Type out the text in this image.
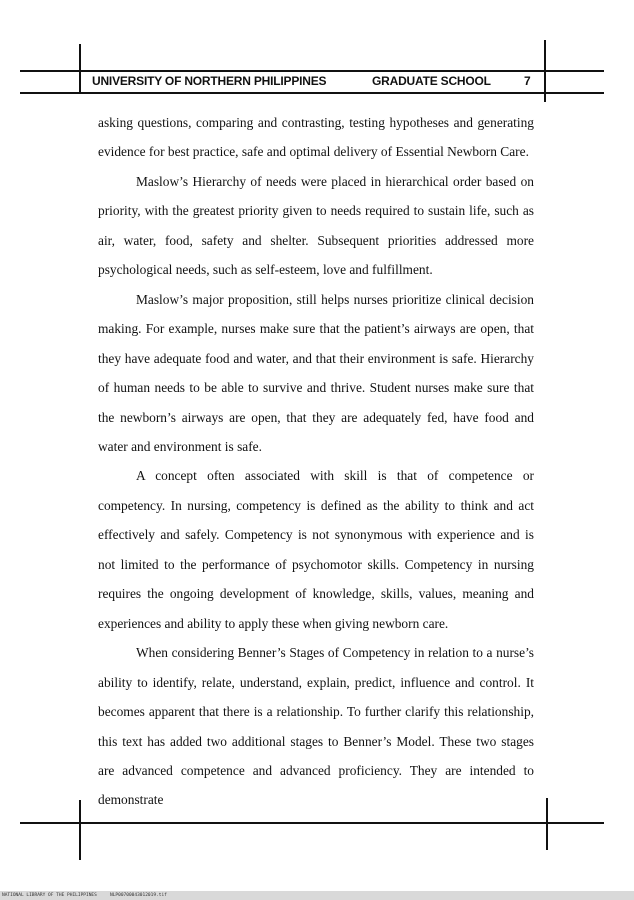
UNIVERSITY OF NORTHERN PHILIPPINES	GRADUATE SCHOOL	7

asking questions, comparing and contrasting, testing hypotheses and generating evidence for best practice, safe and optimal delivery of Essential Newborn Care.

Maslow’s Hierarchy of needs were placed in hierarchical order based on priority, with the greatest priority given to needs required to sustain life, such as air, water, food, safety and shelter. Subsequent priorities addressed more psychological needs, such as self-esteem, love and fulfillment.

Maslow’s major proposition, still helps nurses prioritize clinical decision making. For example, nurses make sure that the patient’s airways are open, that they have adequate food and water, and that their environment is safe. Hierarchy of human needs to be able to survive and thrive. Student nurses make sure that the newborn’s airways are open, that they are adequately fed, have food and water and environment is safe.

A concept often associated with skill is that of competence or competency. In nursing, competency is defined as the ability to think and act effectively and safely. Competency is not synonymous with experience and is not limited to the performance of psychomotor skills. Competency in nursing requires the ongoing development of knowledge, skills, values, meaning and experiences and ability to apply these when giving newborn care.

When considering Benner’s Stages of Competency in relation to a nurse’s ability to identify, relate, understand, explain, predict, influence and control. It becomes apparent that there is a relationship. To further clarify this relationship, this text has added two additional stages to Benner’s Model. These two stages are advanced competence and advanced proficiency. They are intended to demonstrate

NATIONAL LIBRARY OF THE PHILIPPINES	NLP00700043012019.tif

+ + + + + + +

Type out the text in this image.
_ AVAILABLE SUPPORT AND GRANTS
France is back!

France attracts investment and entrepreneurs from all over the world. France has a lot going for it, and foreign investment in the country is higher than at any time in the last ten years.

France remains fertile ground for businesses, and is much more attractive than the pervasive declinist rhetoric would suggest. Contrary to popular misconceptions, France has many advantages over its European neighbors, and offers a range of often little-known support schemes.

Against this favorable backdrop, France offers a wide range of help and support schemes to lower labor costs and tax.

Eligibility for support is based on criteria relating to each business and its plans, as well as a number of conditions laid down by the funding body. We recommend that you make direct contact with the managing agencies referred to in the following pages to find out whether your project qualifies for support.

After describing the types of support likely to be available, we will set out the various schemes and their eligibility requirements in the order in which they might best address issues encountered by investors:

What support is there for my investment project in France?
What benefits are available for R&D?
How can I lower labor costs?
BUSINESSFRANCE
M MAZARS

+ + + + + + +

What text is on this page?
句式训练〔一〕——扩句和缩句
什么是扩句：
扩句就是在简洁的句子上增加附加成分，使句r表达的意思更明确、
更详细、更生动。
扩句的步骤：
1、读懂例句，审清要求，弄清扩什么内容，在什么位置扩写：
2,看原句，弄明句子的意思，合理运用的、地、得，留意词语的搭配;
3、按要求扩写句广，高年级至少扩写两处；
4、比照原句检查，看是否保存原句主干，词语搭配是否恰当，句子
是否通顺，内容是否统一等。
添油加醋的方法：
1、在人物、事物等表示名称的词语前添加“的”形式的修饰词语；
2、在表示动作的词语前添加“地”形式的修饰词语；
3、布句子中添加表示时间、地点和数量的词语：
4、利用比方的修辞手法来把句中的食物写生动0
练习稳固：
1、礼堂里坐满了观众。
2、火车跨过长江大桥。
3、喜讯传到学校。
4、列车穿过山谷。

+ + + + + + +

WRITTEN TASK: Show all lines in the entries above where the string "project" appears.

TASK RESULT:
Eligibility for support is based on criteria relating to each business and its plans, as well as a number of conditions laid down by the funding body. We recommend that you make direct contact with the managing agencies referred to in the following pages to find out whether your project qualifies for support.
What support is there for my investment project in France?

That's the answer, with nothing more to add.